_Instructions for the task_: Copy the full set of lines exactly as given.

_Data records_:
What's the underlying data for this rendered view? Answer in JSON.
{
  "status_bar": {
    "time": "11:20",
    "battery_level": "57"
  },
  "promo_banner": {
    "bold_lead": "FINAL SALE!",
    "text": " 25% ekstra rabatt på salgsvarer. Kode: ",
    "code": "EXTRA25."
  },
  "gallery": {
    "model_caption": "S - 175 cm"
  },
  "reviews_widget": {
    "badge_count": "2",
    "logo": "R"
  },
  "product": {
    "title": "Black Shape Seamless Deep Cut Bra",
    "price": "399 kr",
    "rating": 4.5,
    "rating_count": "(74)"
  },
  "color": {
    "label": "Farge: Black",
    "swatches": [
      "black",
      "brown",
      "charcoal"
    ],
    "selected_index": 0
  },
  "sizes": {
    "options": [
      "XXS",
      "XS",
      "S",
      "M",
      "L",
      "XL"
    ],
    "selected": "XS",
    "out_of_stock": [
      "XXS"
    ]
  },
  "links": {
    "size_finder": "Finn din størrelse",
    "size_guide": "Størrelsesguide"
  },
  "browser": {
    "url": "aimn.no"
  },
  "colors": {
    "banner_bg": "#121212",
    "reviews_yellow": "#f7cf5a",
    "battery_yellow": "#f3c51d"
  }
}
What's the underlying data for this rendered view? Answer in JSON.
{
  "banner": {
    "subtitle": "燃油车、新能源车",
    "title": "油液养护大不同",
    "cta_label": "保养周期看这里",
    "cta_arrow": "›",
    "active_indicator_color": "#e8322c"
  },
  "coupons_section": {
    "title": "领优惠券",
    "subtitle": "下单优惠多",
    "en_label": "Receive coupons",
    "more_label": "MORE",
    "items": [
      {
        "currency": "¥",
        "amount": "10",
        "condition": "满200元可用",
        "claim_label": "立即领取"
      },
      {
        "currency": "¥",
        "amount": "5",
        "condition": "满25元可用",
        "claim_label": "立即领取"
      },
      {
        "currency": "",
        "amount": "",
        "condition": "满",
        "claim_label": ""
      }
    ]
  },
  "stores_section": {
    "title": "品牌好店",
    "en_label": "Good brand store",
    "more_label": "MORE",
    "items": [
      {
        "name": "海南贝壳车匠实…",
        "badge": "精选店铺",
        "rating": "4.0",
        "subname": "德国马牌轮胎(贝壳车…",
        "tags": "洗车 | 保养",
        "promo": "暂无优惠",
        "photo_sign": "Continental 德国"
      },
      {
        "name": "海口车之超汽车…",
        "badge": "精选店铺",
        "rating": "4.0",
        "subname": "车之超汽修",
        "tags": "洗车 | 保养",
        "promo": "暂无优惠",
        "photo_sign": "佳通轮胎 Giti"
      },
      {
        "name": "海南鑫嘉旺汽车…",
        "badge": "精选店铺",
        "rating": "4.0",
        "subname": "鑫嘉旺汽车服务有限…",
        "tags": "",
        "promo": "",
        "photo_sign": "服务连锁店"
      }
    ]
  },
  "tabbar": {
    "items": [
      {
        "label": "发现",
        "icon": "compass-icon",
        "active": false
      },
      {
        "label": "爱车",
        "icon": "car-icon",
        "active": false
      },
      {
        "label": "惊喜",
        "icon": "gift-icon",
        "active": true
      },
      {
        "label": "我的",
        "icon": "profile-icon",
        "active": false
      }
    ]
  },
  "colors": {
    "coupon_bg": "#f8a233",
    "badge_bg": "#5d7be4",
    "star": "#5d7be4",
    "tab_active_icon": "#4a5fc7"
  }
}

_Exercise answer_:
What's the underlying data for this rendered view? Answer in JSON.
{
  "status_bar": {
    "time": "11:20",
    "battery_level": "57"
  },
  "promo_banner": {
    "bold_lead": "FINAL SALE!",
    "text": " 25% ekstra rabatt på salgsvarer. Kode: ",
    "code": "EXTRA25."
  },
  "gallery": {
    "model_caption": "S - 175 cm"
  },
  "reviews_widget": {
    "badge_count": "2",
    "logo": "R"
  },
  "product": {
    "title": "Black Shape Seamless Deep Cut Bra",
    "price": "399 kr",
    "rating": 4.5,
    "rating_count": "(74)"
  },
  "color": {
    "label": "Farge: Black",
    "swatches": [
      "black",
      "brown",
      "charcoal"
    ],
    "selected_index": 0
  },
  "sizes": {
    "options": [
      "XXS",
      "XS",
      "S",
      "M",
      "L",
      "XL"
    ],
    "selected": "XS",
    "out_of_stock": [
      "XXS"
    ]
  },
  "links": {
    "size_finder": "Finn din størrelse",
    "size_guide": "Størrelsesguide"
  },
  "browser": {
    "url": "aimn.no"
  },
  "colors": {
    "banner_bg": "#121212",
    "reviews_yellow": "#f7cf5a",
    "battery_yellow": "#f3c51d"
  }
}
What's the underlying data for this rendered view? Answer in JSON.
{
  "banner": {
    "subtitle": "燃油车、新能源车",
    "title": "油液养护大不同",
    "cta_label": "保养周期看这里",
    "cta_arrow": "›",
    "active_indicator_color": "#e8322c"
  },
  "coupons_section": {
    "title": "领优惠券",
    "subtitle": "下单优惠多",
    "en_label": "Receive coupons",
    "more_label": "MORE",
    "items": [
      {
        "currency": "¥",
        "amount": "10",
        "condition": "满200元可用",
        "claim_label": "立即领取"
      },
      {
        "currency": "¥",
        "amount": "5",
        "condition": "满25元可用",
        "claim_label": "立即领取"
      },
      {
        "currency": "",
        "amount": "",
        "condition": "满",
        "claim_label": ""
      }
    ]
  },
  "stores_section": {
    "title": "品牌好店",
    "en_label": "Good brand store",
    "more_label": "MORE",
    "items": [
      {
        "name": "海南贝壳车匠实…",
        "badge": "精选店铺",
        "rating": "4.0",
        "subname": "德国马牌轮胎(贝壳车…",
        "tags": "洗车 | 保养",
        "promo": "暂无优惠",
        "photo_sign": "Continental 德国"
      },
      {
        "name": "海口车之超汽车…",
        "badge": "精选店铺",
        "rating": "4.0",
        "subname": "车之超汽修",
        "tags": "洗车 | 保养",
        "promo": "暂无优惠",
        "photo_sign": "佳通轮胎 Giti"
      },
      {
        "name": "海南鑫嘉旺汽车…",
        "badge": "精选店铺",
        "rating": "4.0",
        "subname": "鑫嘉旺汽车服务有限…",
        "tags": "",
        "promo": "",
        "photo_sign": "服务连锁店"
      }
    ]
  },
  "tabbar": {
    "items": [
      {
        "label": "发现",
        "icon": "compass-icon",
        "active": false
      },
      {
        "label": "爱车",
        "icon": "car-icon",
        "active": false
      },
      {
        "label": "惊喜",
        "icon": "gift-icon",
        "active": true
      },
      {
        "label": "我的",
        "icon": "profile-icon",
        "active": false
      }
    ]
  },
  "colors": {
    "coupon_bg": "#f8a233",
    "badge_bg": "#5d7be4",
    "star": "#5d7be4",
    "tab_active_icon": "#4a5fc7"
  }
}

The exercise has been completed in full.